What is expected: Would you write out the entries below, every one of them, exactly?
::: Input material :::
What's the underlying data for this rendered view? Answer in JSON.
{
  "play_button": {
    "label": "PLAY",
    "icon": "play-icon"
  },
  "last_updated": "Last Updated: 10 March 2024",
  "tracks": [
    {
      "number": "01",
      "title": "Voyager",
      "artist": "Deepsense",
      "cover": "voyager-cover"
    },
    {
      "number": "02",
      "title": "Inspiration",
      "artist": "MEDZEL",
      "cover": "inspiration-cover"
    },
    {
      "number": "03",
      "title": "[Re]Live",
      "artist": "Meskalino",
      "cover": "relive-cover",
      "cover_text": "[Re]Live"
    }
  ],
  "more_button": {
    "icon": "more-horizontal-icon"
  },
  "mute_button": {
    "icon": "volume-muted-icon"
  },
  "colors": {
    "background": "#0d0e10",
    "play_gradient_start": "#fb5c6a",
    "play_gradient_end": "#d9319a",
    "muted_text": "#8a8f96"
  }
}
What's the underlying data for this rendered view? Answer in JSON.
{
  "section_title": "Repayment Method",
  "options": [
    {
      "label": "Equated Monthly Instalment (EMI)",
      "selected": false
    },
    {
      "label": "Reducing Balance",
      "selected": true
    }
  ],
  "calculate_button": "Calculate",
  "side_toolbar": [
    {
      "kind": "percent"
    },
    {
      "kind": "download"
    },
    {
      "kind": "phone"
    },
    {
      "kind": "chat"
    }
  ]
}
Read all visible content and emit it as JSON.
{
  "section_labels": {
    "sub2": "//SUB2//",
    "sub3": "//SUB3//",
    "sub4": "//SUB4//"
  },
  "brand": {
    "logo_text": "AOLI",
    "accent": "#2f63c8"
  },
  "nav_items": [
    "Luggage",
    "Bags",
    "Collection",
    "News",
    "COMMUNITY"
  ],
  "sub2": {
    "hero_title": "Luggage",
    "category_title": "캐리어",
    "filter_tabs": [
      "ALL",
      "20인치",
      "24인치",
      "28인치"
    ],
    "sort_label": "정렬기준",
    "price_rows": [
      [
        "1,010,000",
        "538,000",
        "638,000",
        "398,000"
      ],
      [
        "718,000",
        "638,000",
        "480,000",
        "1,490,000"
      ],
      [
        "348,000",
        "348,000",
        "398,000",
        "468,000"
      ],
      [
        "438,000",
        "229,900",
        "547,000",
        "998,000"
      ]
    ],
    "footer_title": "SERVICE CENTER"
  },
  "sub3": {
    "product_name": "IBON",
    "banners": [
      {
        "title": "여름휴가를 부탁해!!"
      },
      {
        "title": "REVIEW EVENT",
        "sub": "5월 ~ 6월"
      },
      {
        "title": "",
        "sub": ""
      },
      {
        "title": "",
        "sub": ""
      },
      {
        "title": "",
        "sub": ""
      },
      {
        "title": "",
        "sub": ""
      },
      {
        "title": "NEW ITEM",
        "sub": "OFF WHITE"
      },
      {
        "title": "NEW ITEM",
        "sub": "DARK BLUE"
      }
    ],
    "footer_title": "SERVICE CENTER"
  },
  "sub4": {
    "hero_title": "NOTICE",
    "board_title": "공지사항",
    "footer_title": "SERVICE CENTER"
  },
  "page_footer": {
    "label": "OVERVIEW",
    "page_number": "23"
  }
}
:::
The response:
What's the underlying data for this rendered view? Answer in JSON.
{
  "play_button": {
    "label": "PLAY",
    "icon": "play-icon"
  },
  "last_updated": "Last Updated: 10 March 2024",
  "tracks": [
    {
      "number": "01",
      "title": "Voyager",
      "artist": "Deepsense",
      "cover": "voyager-cover"
    },
    {
      "number": "02",
      "title": "Inspiration",
      "artist": "MEDZEL",
      "cover": "inspiration-cover"
    },
    {
      "number": "03",
      "title": "[Re]Live",
      "artist": "Meskalino",
      "cover": "relive-cover",
      "cover_text": "[Re]Live"
    }
  ],
  "more_button": {
    "icon": "more-horizontal-icon"
  },
  "mute_button": {
    "icon": "volume-muted-icon"
  },
  "colors": {
    "background": "#0d0e10",
    "play_gradient_start": "#fb5c6a",
    "play_gradient_end": "#d9319a",
    "muted_text": "#8a8f96"
  }
}
What's the underlying data for this rendered view? Answer in JSON.
{
  "section_title": "Repayment Method",
  "options": [
    {
      "label": "Equated Monthly Instalment (EMI)",
      "selected": false
    },
    {
      "label": "Reducing Balance",
      "selected": true
    }
  ],
  "calculate_button": "Calculate",
  "side_toolbar": [
    {
      "kind": "percent"
    },
    {
      "kind": "download"
    },
    {
      "kind": "phone"
    },
    {
      "kind": "chat"
    }
  ]
}
Read all visible content and emit it as JSON.
{
  "section_labels": {
    "sub2": "//SUB2//",
    "sub3": "//SUB3//",
    "sub4": "//SUB4//"
  },
  "brand": {
    "logo_text": "AOLI",
    "accent": "#2f63c8"
  },
  "nav_items": [
    "Luggage",
    "Bags",
    "Collection",
    "News",
    "COMMUNITY"
  ],
  "sub2": {
    "hero_title": "Luggage",
    "category_title": "캐리어",
    "filter_tabs": [
      "ALL",
      "20인치",
      "24인치",
      "28인치"
    ],
    "sort_label": "정렬기준",
    "price_rows": [
      [
        "1,010,000",
        "538,000",
        "638,000",
        "398,000"
      ],
      [
        "718,000",
        "638,000",
        "480,000",
        "1,490,000"
      ],
      [
        "348,000",
        "348,000",
        "398,000",
        "468,000"
      ],
      [
        "438,000",
        "229,900",
        "547,000",
        "998,000"
      ]
    ],
    "footer_title": "SERVICE CENTER"
  },
  "sub3": {
    "product_name": "IBON",
    "banners": [
      {
        "title": "여름휴가를 부탁해!!"
      },
      {
        "title": "REVIEW EVENT",
        "sub": "5월 ~ 6월"
      },
      {
        "title": "",
        "sub": ""
      },
      {
        "title": "",
        "sub": ""
      },
      {
        "title": "",
        "sub": ""
      },
      {
        "title": "",
        "sub": ""
      },
      {
        "title": "NEW ITEM",
        "sub": "OFF WHITE"
      },
      {
        "title": "NEW ITEM",
        "sub": "DARK BLUE"
      }
    ],
    "footer_title": "SERVICE CENTER"
  },
  "sub4": {
    "hero_title": "NOTICE",
    "board_title": "공지사항",
    "footer_title": "SERVICE CENTER"
  },
  "page_footer": {
    "label": "OVERVIEW",
    "page_number": "23"
  }
}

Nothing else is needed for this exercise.